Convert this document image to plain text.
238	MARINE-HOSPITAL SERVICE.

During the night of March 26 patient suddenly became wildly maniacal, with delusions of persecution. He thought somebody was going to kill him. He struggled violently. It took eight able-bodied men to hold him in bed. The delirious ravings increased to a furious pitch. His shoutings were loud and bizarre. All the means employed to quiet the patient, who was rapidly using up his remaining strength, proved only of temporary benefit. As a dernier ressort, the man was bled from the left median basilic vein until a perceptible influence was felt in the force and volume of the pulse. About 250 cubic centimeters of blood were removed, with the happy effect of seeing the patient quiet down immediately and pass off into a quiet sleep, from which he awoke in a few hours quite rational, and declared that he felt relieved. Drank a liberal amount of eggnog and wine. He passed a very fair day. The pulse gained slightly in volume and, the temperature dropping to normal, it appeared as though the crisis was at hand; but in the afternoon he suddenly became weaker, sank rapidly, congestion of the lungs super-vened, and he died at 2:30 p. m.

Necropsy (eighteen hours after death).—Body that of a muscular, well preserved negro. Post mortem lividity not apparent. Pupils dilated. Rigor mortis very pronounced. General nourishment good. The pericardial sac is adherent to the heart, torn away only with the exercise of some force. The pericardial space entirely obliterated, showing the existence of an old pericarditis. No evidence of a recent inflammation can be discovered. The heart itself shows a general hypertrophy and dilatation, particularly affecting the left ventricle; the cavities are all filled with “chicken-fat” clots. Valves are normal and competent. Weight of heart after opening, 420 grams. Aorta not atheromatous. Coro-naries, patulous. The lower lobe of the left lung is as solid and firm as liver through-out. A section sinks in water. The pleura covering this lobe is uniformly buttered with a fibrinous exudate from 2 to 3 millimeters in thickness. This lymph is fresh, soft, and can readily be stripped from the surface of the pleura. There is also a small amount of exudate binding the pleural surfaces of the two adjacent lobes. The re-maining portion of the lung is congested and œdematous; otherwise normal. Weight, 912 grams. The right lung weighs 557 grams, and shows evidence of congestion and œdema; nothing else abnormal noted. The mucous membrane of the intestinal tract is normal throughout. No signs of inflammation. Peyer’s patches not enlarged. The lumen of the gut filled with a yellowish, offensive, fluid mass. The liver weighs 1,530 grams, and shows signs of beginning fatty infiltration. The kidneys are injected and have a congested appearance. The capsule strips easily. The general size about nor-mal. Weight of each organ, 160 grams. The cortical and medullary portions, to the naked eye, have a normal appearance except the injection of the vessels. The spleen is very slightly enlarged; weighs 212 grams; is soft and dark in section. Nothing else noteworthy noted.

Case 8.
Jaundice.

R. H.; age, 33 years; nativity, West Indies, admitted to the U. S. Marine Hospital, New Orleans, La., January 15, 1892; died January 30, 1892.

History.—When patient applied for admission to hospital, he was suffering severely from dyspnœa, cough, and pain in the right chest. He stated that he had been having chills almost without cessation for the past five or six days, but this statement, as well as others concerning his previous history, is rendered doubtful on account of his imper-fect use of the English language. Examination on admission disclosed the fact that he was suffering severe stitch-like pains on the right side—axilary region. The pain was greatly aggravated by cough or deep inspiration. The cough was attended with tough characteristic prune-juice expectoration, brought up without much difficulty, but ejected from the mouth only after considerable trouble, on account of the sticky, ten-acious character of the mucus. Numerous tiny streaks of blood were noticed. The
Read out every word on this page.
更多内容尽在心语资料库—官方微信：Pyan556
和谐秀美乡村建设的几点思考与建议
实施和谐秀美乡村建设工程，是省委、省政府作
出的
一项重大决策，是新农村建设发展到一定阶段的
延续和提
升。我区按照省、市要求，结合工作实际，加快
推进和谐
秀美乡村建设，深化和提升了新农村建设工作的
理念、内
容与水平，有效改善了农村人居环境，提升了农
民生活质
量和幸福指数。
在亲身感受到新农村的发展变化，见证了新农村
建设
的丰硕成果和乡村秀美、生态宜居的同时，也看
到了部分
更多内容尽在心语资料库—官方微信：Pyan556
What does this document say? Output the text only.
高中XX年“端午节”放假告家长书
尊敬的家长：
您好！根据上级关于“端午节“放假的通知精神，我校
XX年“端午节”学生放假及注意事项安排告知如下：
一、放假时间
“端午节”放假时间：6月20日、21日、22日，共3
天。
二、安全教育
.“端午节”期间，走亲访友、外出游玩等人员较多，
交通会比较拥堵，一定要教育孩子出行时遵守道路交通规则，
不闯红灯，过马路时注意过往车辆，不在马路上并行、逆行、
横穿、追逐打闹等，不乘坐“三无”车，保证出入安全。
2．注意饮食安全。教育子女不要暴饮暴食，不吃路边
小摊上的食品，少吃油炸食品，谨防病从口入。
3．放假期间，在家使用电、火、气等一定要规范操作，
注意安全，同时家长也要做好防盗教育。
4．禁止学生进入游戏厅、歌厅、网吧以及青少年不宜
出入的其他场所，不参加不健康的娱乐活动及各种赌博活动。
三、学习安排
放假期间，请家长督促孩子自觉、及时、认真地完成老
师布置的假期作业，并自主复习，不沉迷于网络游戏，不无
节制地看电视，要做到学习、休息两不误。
──────
WRITTEN REQUEST: Reply with nothing but the number of lines in the data above that contain "text".

EXERCISE ANSWER: 2